• [GIVEN TASK] Quote the data below in full, minus the images.

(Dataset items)
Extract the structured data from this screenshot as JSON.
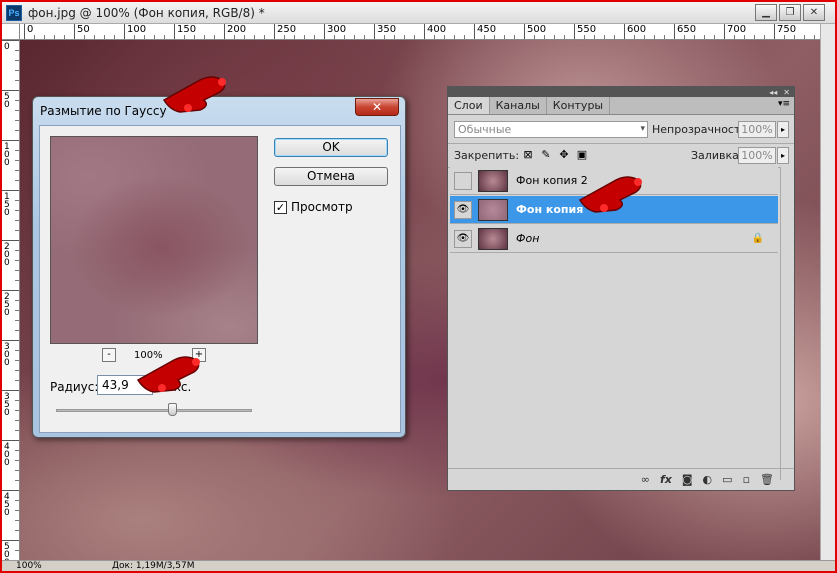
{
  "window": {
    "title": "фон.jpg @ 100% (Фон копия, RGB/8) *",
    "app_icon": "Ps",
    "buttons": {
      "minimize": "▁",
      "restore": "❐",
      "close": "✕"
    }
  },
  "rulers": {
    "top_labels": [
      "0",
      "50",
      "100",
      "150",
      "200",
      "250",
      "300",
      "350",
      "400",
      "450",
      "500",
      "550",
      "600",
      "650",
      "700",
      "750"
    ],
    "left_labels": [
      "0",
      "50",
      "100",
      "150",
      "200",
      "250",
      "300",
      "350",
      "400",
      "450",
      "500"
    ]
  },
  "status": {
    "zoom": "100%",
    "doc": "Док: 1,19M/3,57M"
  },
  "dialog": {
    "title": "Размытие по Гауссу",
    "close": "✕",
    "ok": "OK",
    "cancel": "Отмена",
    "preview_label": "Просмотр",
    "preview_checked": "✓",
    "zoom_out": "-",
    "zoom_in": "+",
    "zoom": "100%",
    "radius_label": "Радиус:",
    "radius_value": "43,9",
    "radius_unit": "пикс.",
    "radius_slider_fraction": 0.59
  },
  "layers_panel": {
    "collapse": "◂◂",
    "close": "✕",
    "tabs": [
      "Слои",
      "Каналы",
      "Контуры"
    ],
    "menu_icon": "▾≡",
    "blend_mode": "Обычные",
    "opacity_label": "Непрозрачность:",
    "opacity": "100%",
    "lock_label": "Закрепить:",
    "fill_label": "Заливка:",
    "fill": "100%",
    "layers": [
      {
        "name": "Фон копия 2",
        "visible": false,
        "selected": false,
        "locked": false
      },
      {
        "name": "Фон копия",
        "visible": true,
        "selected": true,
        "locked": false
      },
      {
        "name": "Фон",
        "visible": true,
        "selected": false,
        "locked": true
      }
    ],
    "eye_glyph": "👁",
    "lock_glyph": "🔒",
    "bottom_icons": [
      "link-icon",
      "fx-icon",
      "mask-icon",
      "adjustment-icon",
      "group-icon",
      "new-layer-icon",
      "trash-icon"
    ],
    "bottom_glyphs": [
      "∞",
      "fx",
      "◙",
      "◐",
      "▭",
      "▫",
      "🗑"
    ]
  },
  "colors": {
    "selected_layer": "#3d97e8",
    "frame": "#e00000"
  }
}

• [WORKED SOLUTION]
Extract the structured data from this screenshot as JSON.
{
  "window": {
    "title": "фон.jpg @ 100% (Фон копия, RGB/8) *",
    "app_icon": "Ps",
    "buttons": {
      "minimize": "▁",
      "restore": "❐",
      "close": "✕"
    }
  },
  "rulers": {
    "top_labels": [
      "0",
      "50",
      "100",
      "150",
      "200",
      "250",
      "300",
      "350",
      "400",
      "450",
      "500",
      "550",
      "600",
      "650",
      "700",
      "750"
    ],
    "left_labels": [
      "0",
      "50",
      "100",
      "150",
      "200",
      "250",
      "300",
      "350",
      "400",
      "450",
      "500"
    ]
  },
  "status": {
    "zoom": "100%",
    "doc": "Док: 1,19M/3,57M"
  },
  "dialog": {
    "title": "Размытие по Гауссу",
    "close": "✕",
    "ok": "OK",
    "cancel": "Отмена",
    "preview_label": "Просмотр",
    "preview_checked": "✓",
    "zoom_out": "-",
    "zoom_in": "+",
    "zoom": "100%",
    "radius_label": "Радиус:",
    "radius_value": "43,9",
    "radius_unit": "пикс.",
    "radius_slider_fraction": 0.59
  },
  "layers_panel": {
    "collapse": "◂◂",
    "close": "✕",
    "tabs": [
      "Слои",
      "Каналы",
      "Контуры"
    ],
    "menu_icon": "▾≡",
    "blend_mode": "Обычные",
    "opacity_label": "Непрозрачность:",
    "opacity": "100%",
    "lock_label": "Закрепить:",
    "fill_label": "Заливка:",
    "fill": "100%",
    "layers": [
      {
        "name": "Фон копия 2",
        "visible": false,
        "selected": false,
        "locked": false
      },
      {
        "name": "Фон копия",
        "visible": true,
        "selected": true,
        "locked": false
      },
      {
        "name": "Фон",
        "visible": true,
        "selected": false,
        "locked": true
      }
    ],
    "eye_glyph": "👁",
    "lock_glyph": "🔒",
    "bottom_icons": [
      "link-icon",
      "fx-icon",
      "mask-icon",
      "adjustment-icon",
      "group-icon",
      "new-layer-icon",
      "trash-icon"
    ],
    "bottom_glyphs": [
      "∞",
      "fx",
      "◙",
      "◐",
      "▭",
      "▫",
      "🗑"
    ]
  },
  "colors": {
    "selected_layer": "#3d97e8",
    "frame": "#e00000"
  }
}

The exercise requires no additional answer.